Could you write out every entry exactly as it stands?

(Collection entries)
········

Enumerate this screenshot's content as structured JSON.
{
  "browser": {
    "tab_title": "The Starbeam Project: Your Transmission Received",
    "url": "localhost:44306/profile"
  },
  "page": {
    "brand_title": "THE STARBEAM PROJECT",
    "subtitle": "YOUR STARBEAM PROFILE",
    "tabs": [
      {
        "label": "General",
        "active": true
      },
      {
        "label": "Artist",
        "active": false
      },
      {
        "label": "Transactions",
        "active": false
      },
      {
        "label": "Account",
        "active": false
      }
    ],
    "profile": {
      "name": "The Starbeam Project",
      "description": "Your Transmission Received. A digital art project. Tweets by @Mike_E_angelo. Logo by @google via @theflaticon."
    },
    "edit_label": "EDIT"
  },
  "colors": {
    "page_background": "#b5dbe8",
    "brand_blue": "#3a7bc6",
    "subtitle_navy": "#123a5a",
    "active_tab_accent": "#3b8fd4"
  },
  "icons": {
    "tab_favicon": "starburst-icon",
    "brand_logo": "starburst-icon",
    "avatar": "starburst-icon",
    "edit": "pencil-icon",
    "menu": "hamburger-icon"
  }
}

········

■ **Solved problem**:
Enumerate this screenshot's content as structured JSON.
{
  "browser": {
    "tab_title": "The Starbeam Project: Your Transmission Received",
    "url": "localhost:44306/profile"
  },
  "page": {
    "brand_title": "THE STARBEAM PROJECT",
    "subtitle": "YOUR STARBEAM PROFILE",
    "tabs": [
      {
        "label": "General",
        "active": true
      },
      {
        "label": "Artist",
        "active": false
      },
      {
        "label": "Transactions",
        "active": false
      },
      {
        "label": "Account",
        "active": false
      }
    ],
    "profile": {
      "name": "The Starbeam Project",
      "description": "Your Transmission Received. A digital art project. Tweets by @Mike_E_angelo. Logo by @google via @theflaticon."
    },
    "edit_label": "EDIT"
  },
  "colors": {
    "page_background": "#b5dbe8",
    "brand_blue": "#3a7bc6",
    "subtitle_navy": "#123a5a",
    "active_tab_accent": "#3b8fd4"
  },
  "icons": {
    "tab_favicon": "starburst-icon",
    "brand_logo": "starburst-icon",
    "avatar": "starburst-icon",
    "edit": "pencil-icon",
    "menu": "hamburger-icon"
  }
}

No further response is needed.